*Supplied records:*
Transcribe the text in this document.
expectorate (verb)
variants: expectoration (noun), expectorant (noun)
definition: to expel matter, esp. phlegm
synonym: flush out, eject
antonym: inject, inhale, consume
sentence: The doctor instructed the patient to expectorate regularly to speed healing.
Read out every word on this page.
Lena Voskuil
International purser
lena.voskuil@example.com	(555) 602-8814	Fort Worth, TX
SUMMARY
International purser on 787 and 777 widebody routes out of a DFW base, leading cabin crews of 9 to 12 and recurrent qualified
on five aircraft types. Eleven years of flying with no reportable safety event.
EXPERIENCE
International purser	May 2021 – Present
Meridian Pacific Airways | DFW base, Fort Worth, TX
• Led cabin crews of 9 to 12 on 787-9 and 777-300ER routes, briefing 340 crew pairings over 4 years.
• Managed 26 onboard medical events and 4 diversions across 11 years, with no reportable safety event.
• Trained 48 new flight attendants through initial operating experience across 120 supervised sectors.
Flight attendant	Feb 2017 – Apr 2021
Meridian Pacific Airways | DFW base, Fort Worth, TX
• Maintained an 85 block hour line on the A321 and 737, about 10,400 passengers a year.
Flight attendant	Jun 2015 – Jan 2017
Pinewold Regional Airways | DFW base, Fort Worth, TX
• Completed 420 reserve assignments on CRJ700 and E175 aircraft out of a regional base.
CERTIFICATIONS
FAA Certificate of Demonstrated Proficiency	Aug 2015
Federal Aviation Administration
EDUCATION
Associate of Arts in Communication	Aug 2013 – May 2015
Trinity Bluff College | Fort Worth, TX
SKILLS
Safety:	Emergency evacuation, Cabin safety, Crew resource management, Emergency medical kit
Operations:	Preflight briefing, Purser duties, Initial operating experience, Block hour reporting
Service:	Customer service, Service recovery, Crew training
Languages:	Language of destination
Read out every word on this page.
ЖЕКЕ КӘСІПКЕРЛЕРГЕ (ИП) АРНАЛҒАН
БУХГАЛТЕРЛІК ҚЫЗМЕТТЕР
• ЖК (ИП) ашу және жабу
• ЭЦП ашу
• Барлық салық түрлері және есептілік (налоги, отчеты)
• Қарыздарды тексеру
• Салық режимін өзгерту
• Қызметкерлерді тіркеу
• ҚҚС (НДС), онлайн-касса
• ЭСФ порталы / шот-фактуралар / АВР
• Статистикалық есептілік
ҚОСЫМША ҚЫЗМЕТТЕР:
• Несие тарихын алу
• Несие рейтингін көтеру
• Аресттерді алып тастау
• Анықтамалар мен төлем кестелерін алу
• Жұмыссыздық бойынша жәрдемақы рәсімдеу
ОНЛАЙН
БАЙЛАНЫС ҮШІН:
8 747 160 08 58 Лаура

*Task instructions:*
Repeat each record exactly, leaving nothing out.

*Task solution:*
Transcribe the text in this document.
expectorate (verb)
variants: expectoration (noun), expectorant (noun)
definition: to expel matter, esp. phlegm
synonym: flush out, eject
antonym: inject, inhale, consume
sentence: The doctor instructed the patient to expectorate regularly to speed healing.
Read out every word on this page.
Lena Voskuil
International purser
lena.voskuil@example.com	(555) 602-8814	Fort Worth, TX
SUMMARY
International purser on 787 and 777 widebody routes out of a DFW base, leading cabin crews of 9 to 12 and recurrent qualified
on five aircraft types. Eleven years of flying with no reportable safety event.
EXPERIENCE
International purser	May 2021 – Present
Meridian Pacific Airways | DFW base, Fort Worth, TX
• Led cabin crews of 9 to 12 on 787-9 and 777-300ER routes, briefing 340 crew pairings over 4 years.
• Managed 26 onboard medical events and 4 diversions across 11 years, with no reportable safety event.
• Trained 48 new flight attendants through initial operating experience across 120 supervised sectors.
Flight attendant	Feb 2017 – Apr 2021
Meridian Pacific Airways | DFW base, Fort Worth, TX
• Maintained an 85 block hour line on the A321 and 737, about 10,400 passengers a year.
Flight attendant	Jun 2015 – Jan 2017
Pinewold Regional Airways | DFW base, Fort Worth, TX
• Completed 420 reserve assignments on CRJ700 and E175 aircraft out of a regional base.
CERTIFICATIONS
FAA Certificate of Demonstrated Proficiency	Aug 2015
Federal Aviation Administration
EDUCATION
Associate of Arts in Communication	Aug 2013 – May 2015
Trinity Bluff College | Fort Worth, TX
SKILLS
Safety:	Emergency evacuation, Cabin safety, Crew resource management, Emergency medical kit
Operations:	Preflight briefing, Purser duties, Initial operating experience, Block hour reporting
Service:	Customer service, Service recovery, Crew training
Languages:	Language of destination
Read out every word on this page.
ЖЕКЕ КӘСІПКЕРЛЕРГЕ (ИП) АРНАЛҒАН
БУХГАЛТЕРЛІК ҚЫЗМЕТТЕР
• ЖК (ИП) ашу және жабу
• ЭЦП ашу
• Барлық салық түрлері және есептілік (налоги, отчеты)
• Қарыздарды тексеру
• Салық режимін өзгерту
• Қызметкерлерді тіркеу
• ҚҚС (НДС), онлайн-касса
• ЭСФ порталы / шот-фактуралар / АВР
• Статистикалық есептілік
ҚОСЫМША ҚЫЗМЕТТЕР:
• Несие тарихын алу
• Несие рейтингін көтеру
• Аресттерді алып тастау
• Анықтамалар мен төлем кестелерін алу
• Жұмыссыздық бойынша жәрдемақы рәсімдеу
ОНЛАЙН
БАЙЛАНЫС ҮШІН:
8 747 160 08 58 Лаура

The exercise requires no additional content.